Copy nothing but the text: reproduce each line of the listing exactly and leave the pictures out.
········
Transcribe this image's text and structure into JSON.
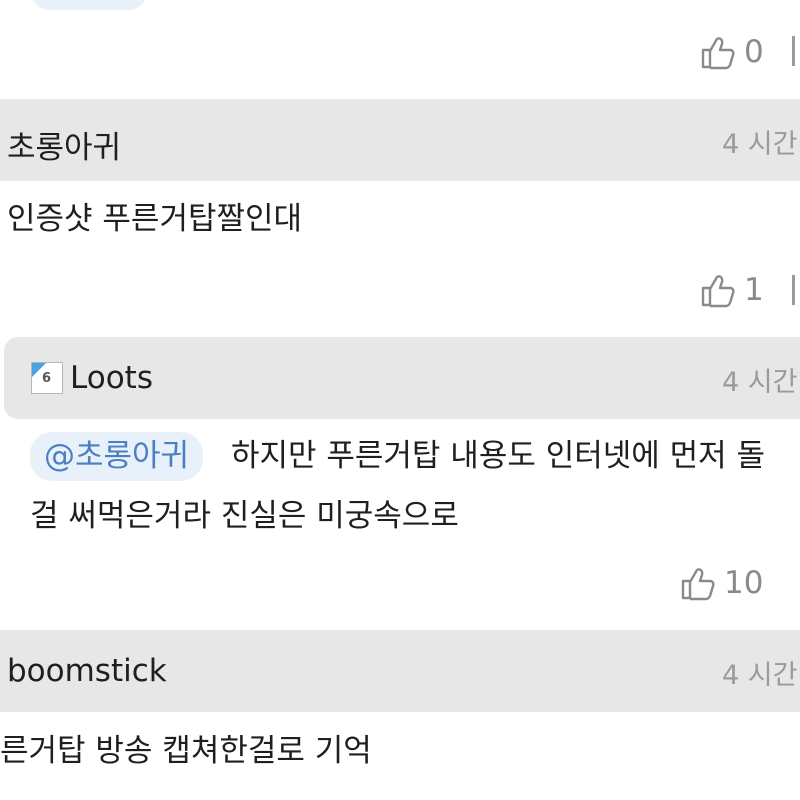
{
  "previous_comment": {
    "likes": "0"
  },
  "comments": [
    {
      "author": "초롱아귀",
      "time": "4 시간",
      "text": "인증샷 푸른거탑짤인대",
      "likes": "1"
    },
    {
      "author": "Loots",
      "badge": "6",
      "time": "4 시간",
      "mention": "@초롱아귀",
      "text_line1": "하지만 푸른거탑 내용도 인터넷에 먼저 돌",
      "text_line2": "걸 써먹은거라 진실은 미궁속으로",
      "likes": "10"
    },
    {
      "author": "boomstick",
      "time": "4 시간",
      "text": "른거탑 방송 캡쳐한걸로 기억"
    }
  ],
  "icons": {
    "like": "thumbs-up-icon"
  },
  "colors": {
    "header_bg": "#e7e7e7",
    "mention_bg": "#e8f0f9",
    "mention_text": "#4a7fc1",
    "muted": "#8a8a8a"
  }
}
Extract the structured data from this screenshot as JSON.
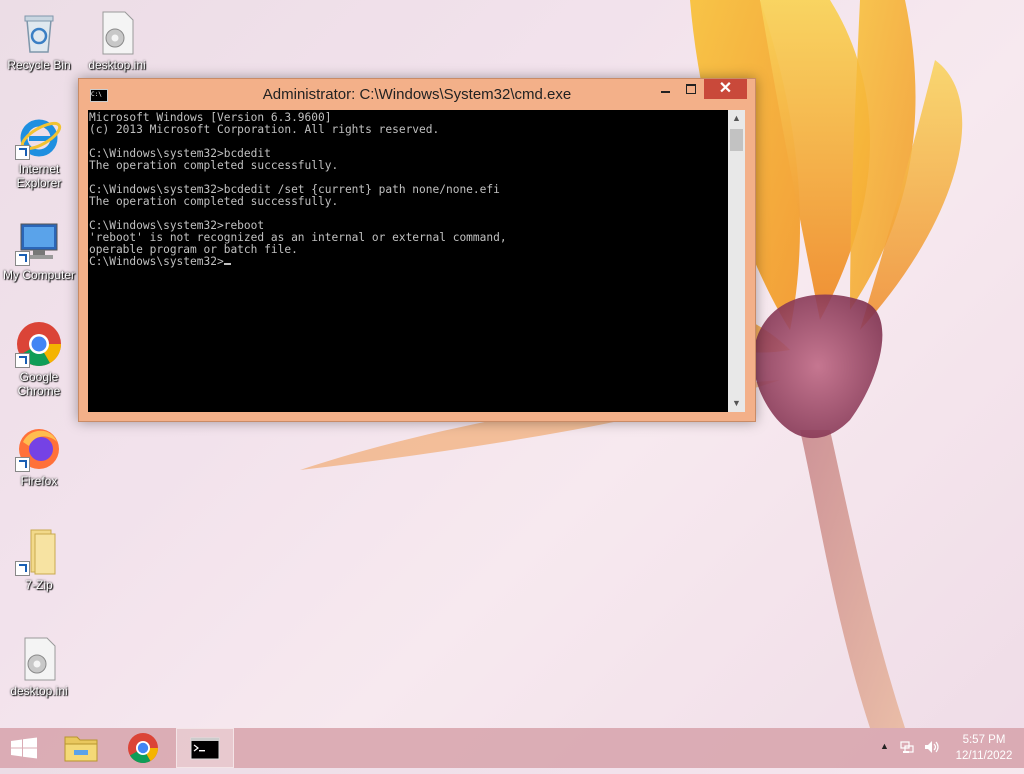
{
  "desktop": {
    "icons": [
      {
        "label": "Recycle Bin"
      },
      {
        "label": "desktop.ini"
      },
      {
        "label": "Internet Explorer"
      },
      {
        "label": "My Computer"
      },
      {
        "label": "Google Chrome"
      },
      {
        "label": "Firefox"
      },
      {
        "label": "7-Zip"
      },
      {
        "label": "desktop.ini"
      }
    ]
  },
  "cmd_window": {
    "title": "Administrator: C:\\Windows\\System32\\cmd.exe",
    "icon_text": "C:\\",
    "close_glyph": "✕",
    "output": "Microsoft Windows [Version 6.3.9600]\n(c) 2013 Microsoft Corporation. All rights reserved.\n\nC:\\Windows\\system32>bcdedit\nThe operation completed successfully.\n\nC:\\Windows\\system32>bcdedit /set {current} path none/none.efi\nThe operation completed successfully.\n\nC:\\Windows\\system32>reboot\n'reboot' is not recognized as an internal or external command,\noperable program or batch file.\n",
    "prompt": "C:\\Windows\\system32>",
    "scroll_up_glyph": "▲",
    "scroll_down_glyph": "▼"
  },
  "taskbar": {
    "items": [
      {
        "name": "start-button"
      },
      {
        "name": "file-explorer"
      },
      {
        "name": "google-chrome"
      },
      {
        "name": "command-prompt",
        "active": true
      }
    ],
    "tray": {
      "chevron": "▲",
      "time": "5:57 PM",
      "date": "12/11/2022"
    }
  },
  "colors": {
    "cmd_frame": "#f3b089",
    "close_button": "#c9493a",
    "console_bg": "#000000",
    "console_text": "#c0c0c0",
    "taskbar": "#d5a0a8"
  }
}
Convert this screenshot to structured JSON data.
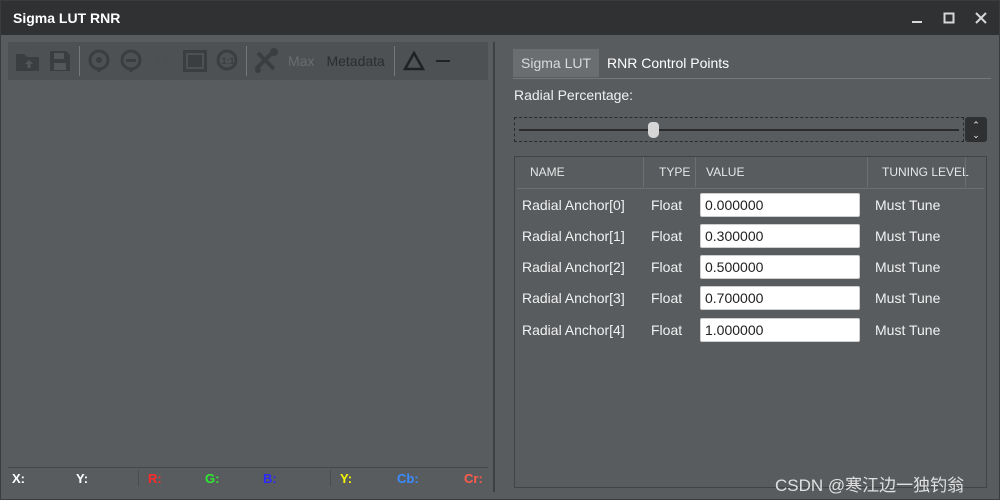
{
  "window": {
    "title": "Sigma LUT RNR"
  },
  "toolbar": {
    "max_label": "Max",
    "metadata_label": "Metadata"
  },
  "status": {
    "x": "X:",
    "y": "Y:",
    "r": "R:",
    "g": "G:",
    "b": "B:",
    "yy": "Y:",
    "cb": "Cb:",
    "cr": "Cr:",
    "colors": {
      "r": "#ff2a2a",
      "g": "#2eea2e",
      "b": "#2a2aff",
      "yy": "#f6f600",
      "cb": "#3a8cff",
      "cr": "#ff5a4a"
    }
  },
  "tabs": [
    {
      "label": "Sigma LUT",
      "active": true
    },
    {
      "label": "RNR Control Points",
      "active": false
    }
  ],
  "radial": {
    "label": "Radial Percentage:",
    "value": 0.3
  },
  "table": {
    "headers": {
      "name": "NAME",
      "type": "TYPE",
      "value": "VALUE",
      "tuning": "TUNING LEVEL"
    },
    "rows": [
      {
        "name": "Radial Anchor[0]",
        "type": "Float",
        "value": "0.000000",
        "tuning": "Must Tune"
      },
      {
        "name": "Radial Anchor[1]",
        "type": "Float",
        "value": "0.300000",
        "tuning": "Must Tune"
      },
      {
        "name": "Radial Anchor[2]",
        "type": "Float",
        "value": "0.500000",
        "tuning": "Must Tune"
      },
      {
        "name": "Radial Anchor[3]",
        "type": "Float",
        "value": "0.700000",
        "tuning": "Must Tune"
      },
      {
        "name": "Radial Anchor[4]",
        "type": "Float",
        "value": "1.000000",
        "tuning": "Must Tune"
      }
    ]
  },
  "watermark": "CSDN @寒江边一独钓翁"
}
········
**Exercise response**
Transcribe this image's text and structure into JSON.
{
  "previous_comment": {
    "likes": "0"
  },
  "comments": [
    {
      "author": "초롱아귀",
      "time": "4 시간",
      "text": "인증샷 푸른거탑짤인대",
      "likes": "1"
    },
    {
      "author": "Loots",
      "badge": "6",
      "time": "4 시간",
      "mention": "@초롱아귀",
      "text_line1": "하지만 푸른거탑 내용도 인터넷에 먼저 돌",
      "text_line2": "걸 써먹은거라 진실은 미궁속으로",
      "likes": "10"
    },
    {
      "author": "boomstick",
      "time": "4 시간",
      "text": "른거탑 방송 캡쳐한걸로 기억"
    }
  ],
  "icons": {
    "like": "thumbs-up-icon"
  },
  "colors": {
    "header_bg": "#e7e7e7",
    "mention_bg": "#e8f0f9",
    "mention_text": "#4a7fc1",
    "muted": "#8a8a8a"
  }
}
Extract the structured data from this screenshot as JSON.
{
  "desktop": {
    "icons": [
      {
        "label": "Recycle Bin"
      },
      {
        "label": "desktop.ini"
      },
      {
        "label": "Internet Explorer"
      },
      {
        "label": "My Computer"
      },
      {
        "label": "Google Chrome"
      },
      {
        "label": "Firefox"
      },
      {
        "label": "7-Zip"
      },
      {
        "label": "desktop.ini"
      }
    ]
  },
  "cmd_window": {
    "title": "Administrator: C:\\Windows\\System32\\cmd.exe",
    "icon_text": "C:\\",
    "close_glyph": "✕",
    "output": "Microsoft Windows [Version 6.3.9600]\n(c) 2013 Microsoft Corporation. All rights reserved.\n\nC:\\Windows\\system32>bcdedit\nThe operation completed successfully.\n\nC:\\Windows\\system32>bcdedit /set {current} path none/none.efi\nThe operation completed successfully.\n\nC:\\Windows\\system32>reboot\n'reboot' is not recognized as an internal or external command,\noperable program or batch file.\n",
    "prompt": "C:\\Windows\\system32>",
    "scroll_up_glyph": "▲",
    "scroll_down_glyph": "▼"
  },
  "taskbar": {
    "items": [
      {
        "name": "start-button"
      },
      {
        "name": "file-explorer"
      },
      {
        "name": "google-chrome"
      },
      {
        "name": "command-prompt",
        "active": true
      }
    ],
    "tray": {
      "chevron": "▲",
      "time": "5:57 PM",
      "date": "12/11/2022"
    }
  },
  "colors": {
    "cmd_frame": "#f3b089",
    "close_button": "#c9493a",
    "console_bg": "#000000",
    "console_text": "#c0c0c0",
    "taskbar": "#d5a0a8"
  }
}
Convert this screenshot to structured JSON data.
{
  "window": {
    "title": "Sigma LUT RNR"
  },
  "toolbar": {
    "max_label": "Max",
    "metadata_label": "Metadata"
  },
  "status": {
    "x": "X:",
    "y": "Y:",
    "r": "R:",
    "g": "G:",
    "b": "B:",
    "yy": "Y:",
    "cb": "Cb:",
    "cr": "Cr:",
    "colors": {
      "r": "#ff2a2a",
      "g": "#2eea2e",
      "b": "#2a2aff",
      "yy": "#f6f600",
      "cb": "#3a8cff",
      "cr": "#ff5a4a"
    }
  },
  "tabs": [
    {
      "label": "Sigma LUT",
      "active": true
    },
    {
      "label": "RNR Control Points",
      "active": false
    }
  ],
  "radial": {
    "label": "Radial Percentage:",
    "value": 0.3
  },
  "table": {
    "headers": {
      "name": "NAME",
      "type": "TYPE",
      "value": "VALUE",
      "tuning": "TUNING LEVEL"
    },
    "rows": [
      {
        "name": "Radial Anchor[0]",
        "type": "Float",
        "value": "0.000000",
        "tuning": "Must Tune"
      },
      {
        "name": "Radial Anchor[1]",
        "type": "Float",
        "value": "0.300000",
        "tuning": "Must Tune"
      },
      {
        "name": "Radial Anchor[2]",
        "type": "Float",
        "value": "0.500000",
        "tuning": "Must Tune"
      },
      {
        "name": "Radial Anchor[3]",
        "type": "Float",
        "value": "0.700000",
        "tuning": "Must Tune"
      },
      {
        "name": "Radial Anchor[4]",
        "type": "Float",
        "value": "1.000000",
        "tuning": "Must Tune"
      }
    ]
  },
  "watermark": "CSDN @寒江边一独钓翁"
}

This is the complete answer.